DATA LISTING

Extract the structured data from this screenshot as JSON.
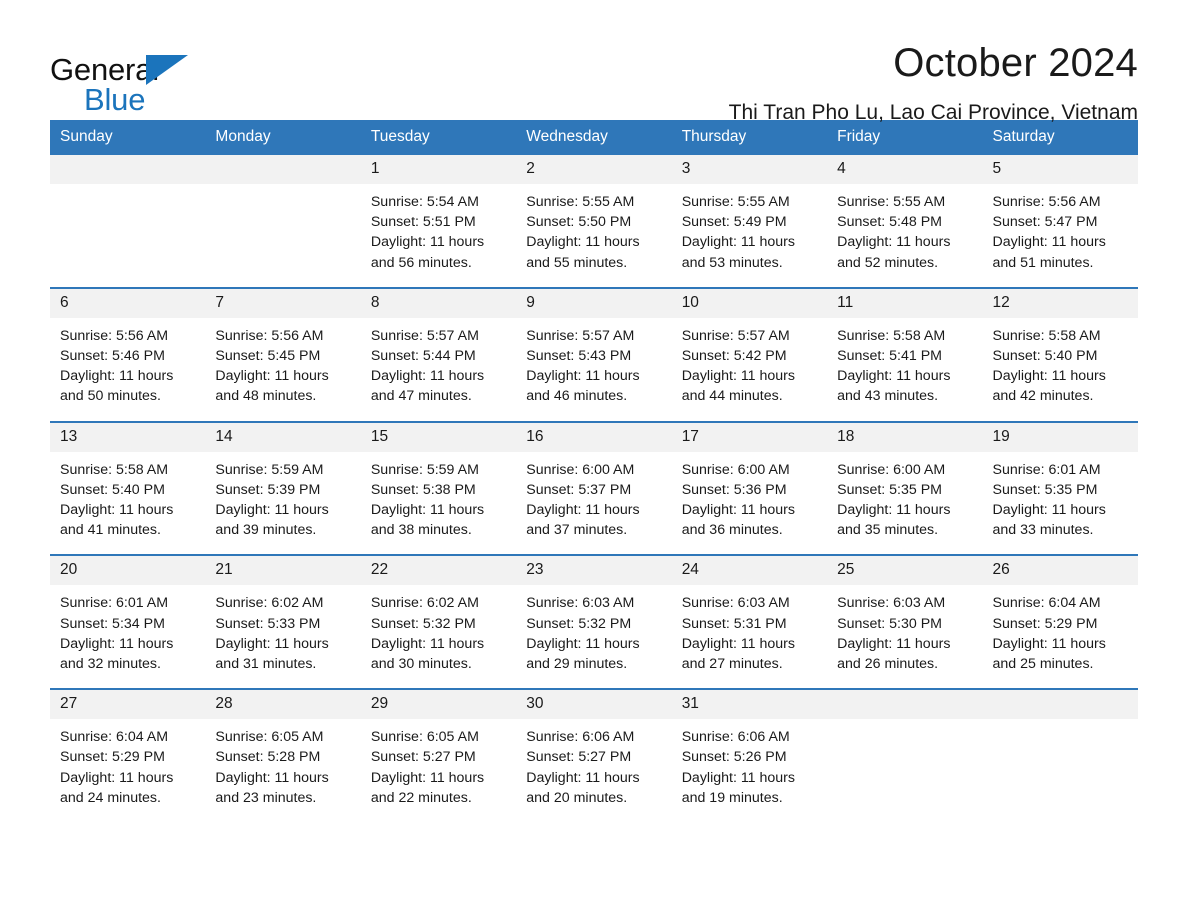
{
  "brand": {
    "name_part1": "General",
    "name_part2": "Blue",
    "accent_color": "#1b74bc"
  },
  "header": {
    "title": "October 2024",
    "subtitle": "Thi Tran Pho Lu, Lao Cai Province, Vietnam"
  },
  "calendar": {
    "header_bg": "#2f77b9",
    "daynum_bg": "#f2f2f2",
    "weekday_headers": [
      "Sunday",
      "Monday",
      "Tuesday",
      "Wednesday",
      "Thursday",
      "Friday",
      "Saturday"
    ],
    "weeks": [
      [
        {
          "day": "",
          "lines": []
        },
        {
          "day": "",
          "lines": []
        },
        {
          "day": "1",
          "lines": [
            "Sunrise: 5:54 AM",
            "Sunset: 5:51 PM",
            "Daylight: 11 hours",
            "and 56 minutes."
          ]
        },
        {
          "day": "2",
          "lines": [
            "Sunrise: 5:55 AM",
            "Sunset: 5:50 PM",
            "Daylight: 11 hours",
            "and 55 minutes."
          ]
        },
        {
          "day": "3",
          "lines": [
            "Sunrise: 5:55 AM",
            "Sunset: 5:49 PM",
            "Daylight: 11 hours",
            "and 53 minutes."
          ]
        },
        {
          "day": "4",
          "lines": [
            "Sunrise: 5:55 AM",
            "Sunset: 5:48 PM",
            "Daylight: 11 hours",
            "and 52 minutes."
          ]
        },
        {
          "day": "5",
          "lines": [
            "Sunrise: 5:56 AM",
            "Sunset: 5:47 PM",
            "Daylight: 11 hours",
            "and 51 minutes."
          ]
        }
      ],
      [
        {
          "day": "6",
          "lines": [
            "Sunrise: 5:56 AM",
            "Sunset: 5:46 PM",
            "Daylight: 11 hours",
            "and 50 minutes."
          ]
        },
        {
          "day": "7",
          "lines": [
            "Sunrise: 5:56 AM",
            "Sunset: 5:45 PM",
            "Daylight: 11 hours",
            "and 48 minutes."
          ]
        },
        {
          "day": "8",
          "lines": [
            "Sunrise: 5:57 AM",
            "Sunset: 5:44 PM",
            "Daylight: 11 hours",
            "and 47 minutes."
          ]
        },
        {
          "day": "9",
          "lines": [
            "Sunrise: 5:57 AM",
            "Sunset: 5:43 PM",
            "Daylight: 11 hours",
            "and 46 minutes."
          ]
        },
        {
          "day": "10",
          "lines": [
            "Sunrise: 5:57 AM",
            "Sunset: 5:42 PM",
            "Daylight: 11 hours",
            "and 44 minutes."
          ]
        },
        {
          "day": "11",
          "lines": [
            "Sunrise: 5:58 AM",
            "Sunset: 5:41 PM",
            "Daylight: 11 hours",
            "and 43 minutes."
          ]
        },
        {
          "day": "12",
          "lines": [
            "Sunrise: 5:58 AM",
            "Sunset: 5:40 PM",
            "Daylight: 11 hours",
            "and 42 minutes."
          ]
        }
      ],
      [
        {
          "day": "13",
          "lines": [
            "Sunrise: 5:58 AM",
            "Sunset: 5:40 PM",
            "Daylight: 11 hours",
            "and 41 minutes."
          ]
        },
        {
          "day": "14",
          "lines": [
            "Sunrise: 5:59 AM",
            "Sunset: 5:39 PM",
            "Daylight: 11 hours",
            "and 39 minutes."
          ]
        },
        {
          "day": "15",
          "lines": [
            "Sunrise: 5:59 AM",
            "Sunset: 5:38 PM",
            "Daylight: 11 hours",
            "and 38 minutes."
          ]
        },
        {
          "day": "16",
          "lines": [
            "Sunrise: 6:00 AM",
            "Sunset: 5:37 PM",
            "Daylight: 11 hours",
            "and 37 minutes."
          ]
        },
        {
          "day": "17",
          "lines": [
            "Sunrise: 6:00 AM",
            "Sunset: 5:36 PM",
            "Daylight: 11 hours",
            "and 36 minutes."
          ]
        },
        {
          "day": "18",
          "lines": [
            "Sunrise: 6:00 AM",
            "Sunset: 5:35 PM",
            "Daylight: 11 hours",
            "and 35 minutes."
          ]
        },
        {
          "day": "19",
          "lines": [
            "Sunrise: 6:01 AM",
            "Sunset: 5:35 PM",
            "Daylight: 11 hours",
            "and 33 minutes."
          ]
        }
      ],
      [
        {
          "day": "20",
          "lines": [
            "Sunrise: 6:01 AM",
            "Sunset: 5:34 PM",
            "Daylight: 11 hours",
            "and 32 minutes."
          ]
        },
        {
          "day": "21",
          "lines": [
            "Sunrise: 6:02 AM",
            "Sunset: 5:33 PM",
            "Daylight: 11 hours",
            "and 31 minutes."
          ]
        },
        {
          "day": "22",
          "lines": [
            "Sunrise: 6:02 AM",
            "Sunset: 5:32 PM",
            "Daylight: 11 hours",
            "and 30 minutes."
          ]
        },
        {
          "day": "23",
          "lines": [
            "Sunrise: 6:03 AM",
            "Sunset: 5:32 PM",
            "Daylight: 11 hours",
            "and 29 minutes."
          ]
        },
        {
          "day": "24",
          "lines": [
            "Sunrise: 6:03 AM",
            "Sunset: 5:31 PM",
            "Daylight: 11 hours",
            "and 27 minutes."
          ]
        },
        {
          "day": "25",
          "lines": [
            "Sunrise: 6:03 AM",
            "Sunset: 5:30 PM",
            "Daylight: 11 hours",
            "and 26 minutes."
          ]
        },
        {
          "day": "26",
          "lines": [
            "Sunrise: 6:04 AM",
            "Sunset: 5:29 PM",
            "Daylight: 11 hours",
            "and 25 minutes."
          ]
        }
      ],
      [
        {
          "day": "27",
          "lines": [
            "Sunrise: 6:04 AM",
            "Sunset: 5:29 PM",
            "Daylight: 11 hours",
            "and 24 minutes."
          ]
        },
        {
          "day": "28",
          "lines": [
            "Sunrise: 6:05 AM",
            "Sunset: 5:28 PM",
            "Daylight: 11 hours",
            "and 23 minutes."
          ]
        },
        {
          "day": "29",
          "lines": [
            "Sunrise: 6:05 AM",
            "Sunset: 5:27 PM",
            "Daylight: 11 hours",
            "and 22 minutes."
          ]
        },
        {
          "day": "30",
          "lines": [
            "Sunrise: 6:06 AM",
            "Sunset: 5:27 PM",
            "Daylight: 11 hours",
            "and 20 minutes."
          ]
        },
        {
          "day": "31",
          "lines": [
            "Sunrise: 6:06 AM",
            "Sunset: 5:26 PM",
            "Daylight: 11 hours",
            "and 19 minutes."
          ]
        },
        {
          "day": "",
          "lines": []
        },
        {
          "day": "",
          "lines": []
        }
      ]
    ]
  }
}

TASK DIRECTIONS
Transcribe the material exactly, keeping every word and none of the pictures.

CORRECT ANSWER
Extract the structured data from this screenshot as JSON.
{
  "brand": {
    "name_part1": "General",
    "name_part2": "Blue",
    "accent_color": "#1b74bc"
  },
  "header": {
    "title": "October 2024",
    "subtitle": "Thi Tran Pho Lu, Lao Cai Province, Vietnam"
  },
  "calendar": {
    "header_bg": "#2f77b9",
    "daynum_bg": "#f2f2f2",
    "weekday_headers": [
      "Sunday",
      "Monday",
      "Tuesday",
      "Wednesday",
      "Thursday",
      "Friday",
      "Saturday"
    ],
    "weeks": [
      [
        {
          "day": "",
          "lines": []
        },
        {
          "day": "",
          "lines": []
        },
        {
          "day": "1",
          "lines": [
            "Sunrise: 5:54 AM",
            "Sunset: 5:51 PM",
            "Daylight: 11 hours",
            "and 56 minutes."
          ]
        },
        {
          "day": "2",
          "lines": [
            "Sunrise: 5:55 AM",
            "Sunset: 5:50 PM",
            "Daylight: 11 hours",
            "and 55 minutes."
          ]
        },
        {
          "day": "3",
          "lines": [
            "Sunrise: 5:55 AM",
            "Sunset: 5:49 PM",
            "Daylight: 11 hours",
            "and 53 minutes."
          ]
        },
        {
          "day": "4",
          "lines": [
            "Sunrise: 5:55 AM",
            "Sunset: 5:48 PM",
            "Daylight: 11 hours",
            "and 52 minutes."
          ]
        },
        {
          "day": "5",
          "lines": [
            "Sunrise: 5:56 AM",
            "Sunset: 5:47 PM",
            "Daylight: 11 hours",
            "and 51 minutes."
          ]
        }
      ],
      [
        {
          "day": "6",
          "lines": [
            "Sunrise: 5:56 AM",
            "Sunset: 5:46 PM",
            "Daylight: 11 hours",
            "and 50 minutes."
          ]
        },
        {
          "day": "7",
          "lines": [
            "Sunrise: 5:56 AM",
            "Sunset: 5:45 PM",
            "Daylight: 11 hours",
            "and 48 minutes."
          ]
        },
        {
          "day": "8",
          "lines": [
            "Sunrise: 5:57 AM",
            "Sunset: 5:44 PM",
            "Daylight: 11 hours",
            "and 47 minutes."
          ]
        },
        {
          "day": "9",
          "lines": [
            "Sunrise: 5:57 AM",
            "Sunset: 5:43 PM",
            "Daylight: 11 hours",
            "and 46 minutes."
          ]
        },
        {
          "day": "10",
          "lines": [
            "Sunrise: 5:57 AM",
            "Sunset: 5:42 PM",
            "Daylight: 11 hours",
            "and 44 minutes."
          ]
        },
        {
          "day": "11",
          "lines": [
            "Sunrise: 5:58 AM",
            "Sunset: 5:41 PM",
            "Daylight: 11 hours",
            "and 43 minutes."
          ]
        },
        {
          "day": "12",
          "lines": [
            "Sunrise: 5:58 AM",
            "Sunset: 5:40 PM",
            "Daylight: 11 hours",
            "and 42 minutes."
          ]
        }
      ],
      [
        {
          "day": "13",
          "lines": [
            "Sunrise: 5:58 AM",
            "Sunset: 5:40 PM",
            "Daylight: 11 hours",
            "and 41 minutes."
          ]
        },
        {
          "day": "14",
          "lines": [
            "Sunrise: 5:59 AM",
            "Sunset: 5:39 PM",
            "Daylight: 11 hours",
            "and 39 minutes."
          ]
        },
        {
          "day": "15",
          "lines": [
            "Sunrise: 5:59 AM",
            "Sunset: 5:38 PM",
            "Daylight: 11 hours",
            "and 38 minutes."
          ]
        },
        {
          "day": "16",
          "lines": [
            "Sunrise: 6:00 AM",
            "Sunset: 5:37 PM",
            "Daylight: 11 hours",
            "and 37 minutes."
          ]
        },
        {
          "day": "17",
          "lines": [
            "Sunrise: 6:00 AM",
            "Sunset: 5:36 PM",
            "Daylight: 11 hours",
            "and 36 minutes."
          ]
        },
        {
          "day": "18",
          "lines": [
            "Sunrise: 6:00 AM",
            "Sunset: 5:35 PM",
            "Daylight: 11 hours",
            "and 35 minutes."
          ]
        },
        {
          "day": "19",
          "lines": [
            "Sunrise: 6:01 AM",
            "Sunset: 5:35 PM",
            "Daylight: 11 hours",
            "and 33 minutes."
          ]
        }
      ],
      [
        {
          "day": "20",
          "lines": [
            "Sunrise: 6:01 AM",
            "Sunset: 5:34 PM",
            "Daylight: 11 hours",
            "and 32 minutes."
          ]
        },
        {
          "day": "21",
          "lines": [
            "Sunrise: 6:02 AM",
            "Sunset: 5:33 PM",
            "Daylight: 11 hours",
            "and 31 minutes."
          ]
        },
        {
          "day": "22",
          "lines": [
            "Sunrise: 6:02 AM",
            "Sunset: 5:32 PM",
            "Daylight: 11 hours",
            "and 30 minutes."
          ]
        },
        {
          "day": "23",
          "lines": [
            "Sunrise: 6:03 AM",
            "Sunset: 5:32 PM",
            "Daylight: 11 hours",
            "and 29 minutes."
          ]
        },
        {
          "day": "24",
          "lines": [
            "Sunrise: 6:03 AM",
            "Sunset: 5:31 PM",
            "Daylight: 11 hours",
            "and 27 minutes."
          ]
        },
        {
          "day": "25",
          "lines": [
            "Sunrise: 6:03 AM",
            "Sunset: 5:30 PM",
            "Daylight: 11 hours",
            "and 26 minutes."
          ]
        },
        {
          "day": "26",
          "lines": [
            "Sunrise: 6:04 AM",
            "Sunset: 5:29 PM",
            "Daylight: 11 hours",
            "and 25 minutes."
          ]
        }
      ],
      [
        {
          "day": "27",
          "lines": [
            "Sunrise: 6:04 AM",
            "Sunset: 5:29 PM",
            "Daylight: 11 hours",
            "and 24 minutes."
          ]
        },
        {
          "day": "28",
          "lines": [
            "Sunrise: 6:05 AM",
            "Sunset: 5:28 PM",
            "Daylight: 11 hours",
            "and 23 minutes."
          ]
        },
        {
          "day": "29",
          "lines": [
            "Sunrise: 6:05 AM",
            "Sunset: 5:27 PM",
            "Daylight: 11 hours",
            "and 22 minutes."
          ]
        },
        {
          "day": "30",
          "lines": [
            "Sunrise: 6:06 AM",
            "Sunset: 5:27 PM",
            "Daylight: 11 hours",
            "and 20 minutes."
          ]
        },
        {
          "day": "31",
          "lines": [
            "Sunrise: 6:06 AM",
            "Sunset: 5:26 PM",
            "Daylight: 11 hours",
            "and 19 minutes."
          ]
        },
        {
          "day": "",
          "lines": []
        },
        {
          "day": "",
          "lines": []
        }
      ]
    ]
  }
}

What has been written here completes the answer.